In your copy, leave out the pictures and repeat the entries below exactly.
════════════════
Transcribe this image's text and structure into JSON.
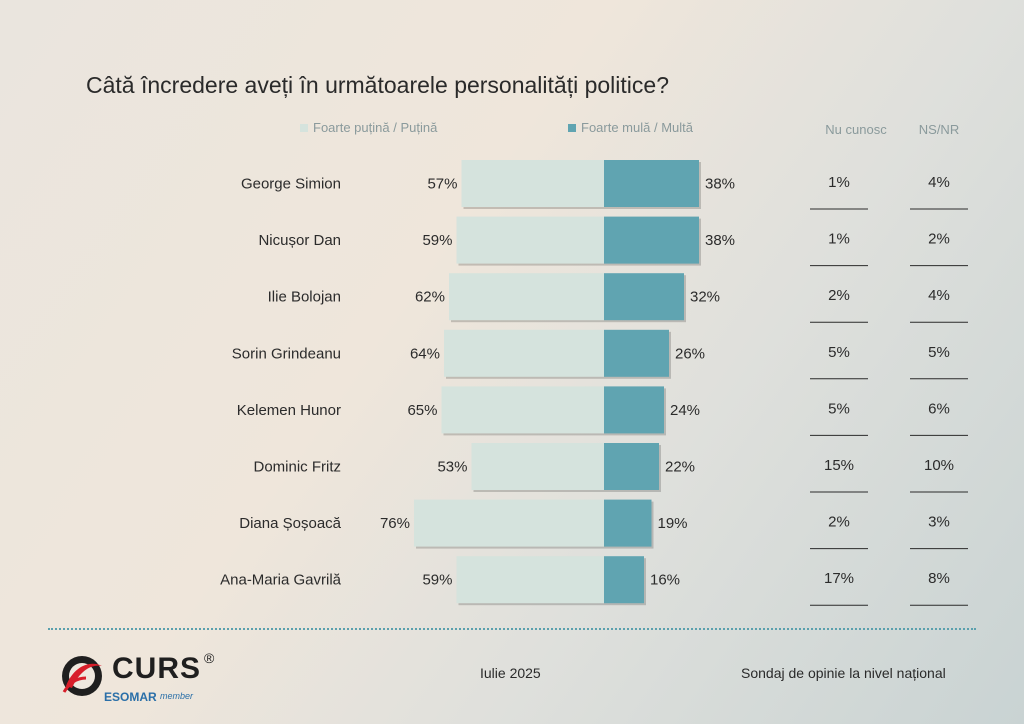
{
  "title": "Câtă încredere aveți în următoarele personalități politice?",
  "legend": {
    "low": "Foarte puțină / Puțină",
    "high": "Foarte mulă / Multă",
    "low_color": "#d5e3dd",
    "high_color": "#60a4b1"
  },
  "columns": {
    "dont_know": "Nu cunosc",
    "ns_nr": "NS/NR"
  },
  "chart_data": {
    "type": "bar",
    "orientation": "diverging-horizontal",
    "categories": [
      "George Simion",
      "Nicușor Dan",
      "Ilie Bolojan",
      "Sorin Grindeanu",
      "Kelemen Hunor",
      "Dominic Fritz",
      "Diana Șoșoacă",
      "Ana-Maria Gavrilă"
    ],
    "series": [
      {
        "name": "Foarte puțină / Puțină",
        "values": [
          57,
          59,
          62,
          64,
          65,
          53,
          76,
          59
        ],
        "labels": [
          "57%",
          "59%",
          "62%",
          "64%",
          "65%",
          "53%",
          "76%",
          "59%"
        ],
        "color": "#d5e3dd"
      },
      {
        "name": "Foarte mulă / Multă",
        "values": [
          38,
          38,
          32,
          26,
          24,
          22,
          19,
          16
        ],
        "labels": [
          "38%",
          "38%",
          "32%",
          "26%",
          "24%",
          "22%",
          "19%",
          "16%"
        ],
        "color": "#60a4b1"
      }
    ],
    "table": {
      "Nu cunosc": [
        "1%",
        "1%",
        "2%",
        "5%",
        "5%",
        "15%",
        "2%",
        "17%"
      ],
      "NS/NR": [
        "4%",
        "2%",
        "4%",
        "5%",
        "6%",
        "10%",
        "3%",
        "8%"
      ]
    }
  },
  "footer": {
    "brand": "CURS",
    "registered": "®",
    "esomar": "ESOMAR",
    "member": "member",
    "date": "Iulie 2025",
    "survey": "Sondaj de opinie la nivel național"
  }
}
════════════════
→ **Exercise result**
Transcribe this image's text and structure into JSON.
{
  "title": "Câtă încredere aveți în următoarele personalități politice?",
  "legend": {
    "low": "Foarte puțină / Puțină",
    "high": "Foarte mulă / Multă",
    "low_color": "#d5e3dd",
    "high_color": "#60a4b1"
  },
  "columns": {
    "dont_know": "Nu cunosc",
    "ns_nr": "NS/NR"
  },
  "chart_data": {
    "type": "bar",
    "orientation": "diverging-horizontal",
    "categories": [
      "George Simion",
      "Nicușor Dan",
      "Ilie Bolojan",
      "Sorin Grindeanu",
      "Kelemen Hunor",
      "Dominic Fritz",
      "Diana Șoșoacă",
      "Ana-Maria Gavrilă"
    ],
    "series": [
      {
        "name": "Foarte puțină / Puțină",
        "values": [
          57,
          59,
          62,
          64,
          65,
          53,
          76,
          59
        ],
        "labels": [
          "57%",
          "59%",
          "62%",
          "64%",
          "65%",
          "53%",
          "76%",
          "59%"
        ],
        "color": "#d5e3dd"
      },
      {
        "name": "Foarte mulă / Multă",
        "values": [
          38,
          38,
          32,
          26,
          24,
          22,
          19,
          16
        ],
        "labels": [
          "38%",
          "38%",
          "32%",
          "26%",
          "24%",
          "22%",
          "19%",
          "16%"
        ],
        "color": "#60a4b1"
      }
    ],
    "table": {
      "Nu cunosc": [
        "1%",
        "1%",
        "2%",
        "5%",
        "5%",
        "15%",
        "2%",
        "17%"
      ],
      "NS/NR": [
        "4%",
        "2%",
        "4%",
        "5%",
        "6%",
        "10%",
        "3%",
        "8%"
      ]
    }
  },
  "footer": {
    "brand": "CURS",
    "registered": "®",
    "esomar": "ESOMAR",
    "member": "member",
    "date": "Iulie 2025",
    "survey": "Sondaj de opinie la nivel național"
  }
}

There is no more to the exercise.